### REQUIREMENT A
According to the passage on encoding names data, since what date have all names data in the Internet version of KNAB been presented fully compliant with the Unicode standard?
### REQUIREMENT B
Reproduce the passage on encoding names data between "Widest ranges of" and "to perform better.", inclusive.

### PASSAGE PROVIDED
::::::::::

Encoding of names data

Since July 19, 2004 all the names data in the Internet version of KNAB are presented fully compliant to the Unicode (or ISO 10646) standard, without any conventional sequences (formatting commands, etc.) used earlier. Names that were earlier given in Roman, Greek and Cyrillic scripts, are now additionally given in other non-Roman scripts (Arabic, Chinese, Tamil, etc.). Correct presentation of these name forms in your computer screens and applications depends on the use of the latest browsers (recommended are Firefox, Netscape 7.1 or Internet Explorer 6.0) and widest Unicode-compliant fonts.

Widest ranges of Unicode characters are given in fonts, such as Arial Unicode MS or Bitstream Cyberbit. For a detailed description of Unicode and suitable fonts please refer to Alan Wood's Unicode Resources and David McCreedy's Gallery of Unicode Fonts. You will also find there links to download fonts for missing scripts. But another problem is that although Unicode characters might be present in certain fonts (e.g. Arial Unicode MS), this will not guarantee the correct presentation of the names data, as additional OpenType Layout Tables are needed to ensure correct selection of glyphs (ligatures, etc.) and their sequences. With gradual updating these problems will be overcome. The following notes are based on observations with Windows 98 II, so any newer computers are likely to perform better.

::::::::::

### DATA
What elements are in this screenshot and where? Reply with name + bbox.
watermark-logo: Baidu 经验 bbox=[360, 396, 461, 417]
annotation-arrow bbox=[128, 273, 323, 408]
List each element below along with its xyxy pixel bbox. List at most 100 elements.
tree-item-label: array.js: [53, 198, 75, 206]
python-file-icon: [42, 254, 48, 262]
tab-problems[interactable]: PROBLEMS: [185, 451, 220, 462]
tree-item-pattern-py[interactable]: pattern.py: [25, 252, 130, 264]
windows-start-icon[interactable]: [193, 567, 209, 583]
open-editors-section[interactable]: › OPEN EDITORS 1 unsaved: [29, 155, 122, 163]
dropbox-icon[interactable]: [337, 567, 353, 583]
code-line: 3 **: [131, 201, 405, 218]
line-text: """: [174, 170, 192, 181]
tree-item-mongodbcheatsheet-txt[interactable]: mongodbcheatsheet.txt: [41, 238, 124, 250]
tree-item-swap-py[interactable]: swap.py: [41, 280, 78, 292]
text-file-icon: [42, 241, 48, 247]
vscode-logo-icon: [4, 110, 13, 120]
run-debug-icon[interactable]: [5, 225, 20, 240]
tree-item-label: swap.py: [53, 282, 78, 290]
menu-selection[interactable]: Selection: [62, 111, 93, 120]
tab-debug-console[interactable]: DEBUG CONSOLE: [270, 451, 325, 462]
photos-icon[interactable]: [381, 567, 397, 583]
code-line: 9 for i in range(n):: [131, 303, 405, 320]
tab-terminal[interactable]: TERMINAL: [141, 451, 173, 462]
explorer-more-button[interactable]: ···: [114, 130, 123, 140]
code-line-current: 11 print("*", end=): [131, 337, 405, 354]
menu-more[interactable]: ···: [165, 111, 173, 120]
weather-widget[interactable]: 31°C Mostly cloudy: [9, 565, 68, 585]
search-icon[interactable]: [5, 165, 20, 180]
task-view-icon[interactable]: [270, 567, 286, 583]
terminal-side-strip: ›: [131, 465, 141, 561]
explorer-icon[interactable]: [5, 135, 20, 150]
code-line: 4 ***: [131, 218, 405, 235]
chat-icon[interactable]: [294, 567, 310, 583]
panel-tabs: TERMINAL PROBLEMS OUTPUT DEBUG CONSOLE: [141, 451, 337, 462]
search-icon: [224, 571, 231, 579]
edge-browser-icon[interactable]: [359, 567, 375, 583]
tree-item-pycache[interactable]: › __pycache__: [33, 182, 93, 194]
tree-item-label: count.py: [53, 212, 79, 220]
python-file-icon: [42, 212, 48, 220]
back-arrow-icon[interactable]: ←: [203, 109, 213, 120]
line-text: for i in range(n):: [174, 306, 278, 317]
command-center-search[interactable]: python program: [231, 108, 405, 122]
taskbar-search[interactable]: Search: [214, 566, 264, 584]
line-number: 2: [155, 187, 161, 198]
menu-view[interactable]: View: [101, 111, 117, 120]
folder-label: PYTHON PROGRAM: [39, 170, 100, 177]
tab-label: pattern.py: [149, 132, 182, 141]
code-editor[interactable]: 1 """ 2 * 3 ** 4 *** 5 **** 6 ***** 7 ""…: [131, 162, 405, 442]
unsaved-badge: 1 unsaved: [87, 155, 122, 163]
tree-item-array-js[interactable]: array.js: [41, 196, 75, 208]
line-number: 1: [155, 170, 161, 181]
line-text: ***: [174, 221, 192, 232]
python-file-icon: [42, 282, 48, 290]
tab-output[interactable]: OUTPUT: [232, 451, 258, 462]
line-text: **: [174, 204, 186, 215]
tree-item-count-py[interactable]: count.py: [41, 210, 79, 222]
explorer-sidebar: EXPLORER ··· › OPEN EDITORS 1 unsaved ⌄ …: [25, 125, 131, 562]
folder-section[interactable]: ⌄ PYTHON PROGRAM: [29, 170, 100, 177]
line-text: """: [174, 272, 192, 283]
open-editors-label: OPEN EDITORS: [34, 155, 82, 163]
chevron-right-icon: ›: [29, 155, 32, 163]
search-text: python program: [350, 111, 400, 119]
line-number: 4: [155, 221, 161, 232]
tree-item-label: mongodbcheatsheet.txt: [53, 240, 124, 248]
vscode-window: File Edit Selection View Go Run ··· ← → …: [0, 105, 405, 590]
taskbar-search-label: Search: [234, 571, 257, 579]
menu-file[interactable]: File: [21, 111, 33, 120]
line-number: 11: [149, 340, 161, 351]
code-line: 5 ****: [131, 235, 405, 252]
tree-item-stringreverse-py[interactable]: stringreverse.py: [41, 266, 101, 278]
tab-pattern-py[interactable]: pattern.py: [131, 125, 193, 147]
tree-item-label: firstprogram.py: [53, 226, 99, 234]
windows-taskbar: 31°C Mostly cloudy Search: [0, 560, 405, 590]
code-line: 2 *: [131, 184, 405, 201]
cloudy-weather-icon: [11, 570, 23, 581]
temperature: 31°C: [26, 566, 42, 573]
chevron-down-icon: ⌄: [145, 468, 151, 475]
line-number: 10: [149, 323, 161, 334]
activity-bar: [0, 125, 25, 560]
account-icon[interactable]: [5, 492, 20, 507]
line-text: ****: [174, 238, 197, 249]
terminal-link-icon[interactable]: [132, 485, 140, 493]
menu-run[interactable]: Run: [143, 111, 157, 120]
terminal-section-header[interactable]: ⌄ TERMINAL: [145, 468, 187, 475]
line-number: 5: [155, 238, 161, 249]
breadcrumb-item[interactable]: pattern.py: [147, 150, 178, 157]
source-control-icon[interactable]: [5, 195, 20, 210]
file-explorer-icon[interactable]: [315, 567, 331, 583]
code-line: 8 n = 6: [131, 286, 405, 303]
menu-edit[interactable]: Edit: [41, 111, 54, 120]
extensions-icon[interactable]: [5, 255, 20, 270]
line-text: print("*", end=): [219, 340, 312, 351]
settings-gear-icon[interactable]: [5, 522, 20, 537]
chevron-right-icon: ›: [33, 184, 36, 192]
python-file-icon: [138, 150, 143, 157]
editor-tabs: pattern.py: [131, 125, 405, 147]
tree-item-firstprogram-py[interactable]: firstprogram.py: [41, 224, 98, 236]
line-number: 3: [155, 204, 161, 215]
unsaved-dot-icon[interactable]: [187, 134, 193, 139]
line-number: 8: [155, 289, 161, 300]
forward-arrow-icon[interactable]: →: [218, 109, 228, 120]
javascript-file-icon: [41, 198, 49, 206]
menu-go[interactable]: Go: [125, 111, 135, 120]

::::::::::

### PROBLEM SOLUTION A
Since July 19, 2004.

### PROBLEM SOLUTION B
Widest ranges of Unicode characters are given in fonts, such as Arial Unicode MS or Bitstream Cyberbit. For a detailed description of Unicode and suitable fonts please refer to Alan Wood's Unicode Resources and David McCreedy's Gallery of Unicode Fonts. You will also find there links to download fonts for missing scripts. But another problem is that although Unicode characters might be present in certain fonts (e.g. Arial Unicode MS), this will not guarantee the correct presentation of the names data, as additional OpenType Layout Tables are needed to ensure correct selection of glyphs (ligatures, etc.) and their sequences. With gradual updating these problems will be overcome. The following notes are based on observations with Windows 98 II, so any newer computers are likely to perform better.